[Extracted records]
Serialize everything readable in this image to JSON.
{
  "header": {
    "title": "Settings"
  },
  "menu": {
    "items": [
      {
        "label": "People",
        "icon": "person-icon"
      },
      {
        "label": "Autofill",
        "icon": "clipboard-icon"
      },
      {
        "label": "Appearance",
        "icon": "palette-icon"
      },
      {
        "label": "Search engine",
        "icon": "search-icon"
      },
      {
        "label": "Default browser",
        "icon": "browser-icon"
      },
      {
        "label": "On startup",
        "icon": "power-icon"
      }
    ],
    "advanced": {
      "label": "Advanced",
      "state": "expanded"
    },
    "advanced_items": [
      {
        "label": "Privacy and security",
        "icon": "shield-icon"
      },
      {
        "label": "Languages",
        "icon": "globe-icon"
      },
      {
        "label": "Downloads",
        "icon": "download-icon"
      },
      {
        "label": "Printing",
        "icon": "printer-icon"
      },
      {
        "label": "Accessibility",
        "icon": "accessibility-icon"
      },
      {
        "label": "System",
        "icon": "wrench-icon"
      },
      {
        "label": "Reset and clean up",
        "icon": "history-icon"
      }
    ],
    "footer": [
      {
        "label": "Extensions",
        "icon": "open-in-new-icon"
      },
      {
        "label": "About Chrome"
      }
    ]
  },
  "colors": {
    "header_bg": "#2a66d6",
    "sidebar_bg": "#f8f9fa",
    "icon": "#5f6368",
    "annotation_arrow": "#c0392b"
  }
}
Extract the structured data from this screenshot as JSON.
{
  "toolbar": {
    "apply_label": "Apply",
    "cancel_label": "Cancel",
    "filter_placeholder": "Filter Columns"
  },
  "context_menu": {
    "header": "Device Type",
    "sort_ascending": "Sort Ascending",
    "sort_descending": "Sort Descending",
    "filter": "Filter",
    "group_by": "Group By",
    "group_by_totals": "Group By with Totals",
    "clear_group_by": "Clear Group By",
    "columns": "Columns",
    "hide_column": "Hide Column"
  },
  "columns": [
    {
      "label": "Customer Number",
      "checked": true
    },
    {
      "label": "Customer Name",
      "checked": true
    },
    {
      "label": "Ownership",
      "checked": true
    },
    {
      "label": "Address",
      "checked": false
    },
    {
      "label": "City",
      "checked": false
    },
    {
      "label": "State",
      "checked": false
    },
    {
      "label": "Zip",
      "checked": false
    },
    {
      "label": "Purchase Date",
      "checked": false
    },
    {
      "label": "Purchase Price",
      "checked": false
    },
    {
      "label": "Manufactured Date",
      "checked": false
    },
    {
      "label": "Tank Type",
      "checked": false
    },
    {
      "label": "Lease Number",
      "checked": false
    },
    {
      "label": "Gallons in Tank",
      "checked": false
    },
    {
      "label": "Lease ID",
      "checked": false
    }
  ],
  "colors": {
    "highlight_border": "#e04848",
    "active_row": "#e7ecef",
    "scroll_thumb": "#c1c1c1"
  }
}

Instructions to follow — Reproduce every line of the material above exactly.

Solution to this problem —
Serialize everything readable in this image to JSON.
{
  "header": {
    "title": "Settings"
  },
  "menu": {
    "items": [
      {
        "label": "People",
        "icon": "person-icon"
      },
      {
        "label": "Autofill",
        "icon": "clipboard-icon"
      },
      {
        "label": "Appearance",
        "icon": "palette-icon"
      },
      {
        "label": "Search engine",
        "icon": "search-icon"
      },
      {
        "label": "Default browser",
        "icon": "browser-icon"
      },
      {
        "label": "On startup",
        "icon": "power-icon"
      }
    ],
    "advanced": {
      "label": "Advanced",
      "state": "expanded"
    },
    "advanced_items": [
      {
        "label": "Privacy and security",
        "icon": "shield-icon"
      },
      {
        "label": "Languages",
        "icon": "globe-icon"
      },
      {
        "label": "Downloads",
        "icon": "download-icon"
      },
      {
        "label": "Printing",
        "icon": "printer-icon"
      },
      {
        "label": "Accessibility",
        "icon": "accessibility-icon"
      },
      {
        "label": "System",
        "icon": "wrench-icon"
      },
      {
        "label": "Reset and clean up",
        "icon": "history-icon"
      }
    ],
    "footer": [
      {
        "label": "Extensions",
        "icon": "open-in-new-icon"
      },
      {
        "label": "About Chrome"
      }
    ]
  },
  "colors": {
    "header_bg": "#2a66d6",
    "sidebar_bg": "#f8f9fa",
    "icon": "#5f6368",
    "annotation_arrow": "#c0392b"
  }
}
Extract the structured data from this screenshot as JSON.
{
  "toolbar": {
    "apply_label": "Apply",
    "cancel_label": "Cancel",
    "filter_placeholder": "Filter Columns"
  },
  "context_menu": {
    "header": "Device Type",
    "sort_ascending": "Sort Ascending",
    "sort_descending": "Sort Descending",
    "filter": "Filter",
    "group_by": "Group By",
    "group_by_totals": "Group By with Totals",
    "clear_group_by": "Clear Group By",
    "columns": "Columns",
    "hide_column": "Hide Column"
  },
  "columns": [
    {
      "label": "Customer Number",
      "checked": true
    },
    {
      "label": "Customer Name",
      "checked": true
    },
    {
      "label": "Ownership",
      "checked": true
    },
    {
      "label": "Address",
      "checked": false
    },
    {
      "label": "City",
      "checked": false
    },
    {
      "label": "State",
      "checked": false
    },
    {
      "label": "Zip",
      "checked": false
    },
    {
      "label": "Purchase Date",
      "checked": false
    },
    {
      "label": "Purchase Price",
      "checked": false
    },
    {
      "label": "Manufactured Date",
      "checked": false
    },
    {
      "label": "Tank Type",
      "checked": false
    },
    {
      "label": "Lease Number",
      "checked": false
    },
    {
      "label": "Gallons in Tank",
      "checked": false
    },
    {
      "label": "Lease ID",
      "checked": false
    }
  ],
  "colors": {
    "highlight_border": "#e04848",
    "active_row": "#e7ecef",
    "scroll_thumb": "#c1c1c1"
  }
}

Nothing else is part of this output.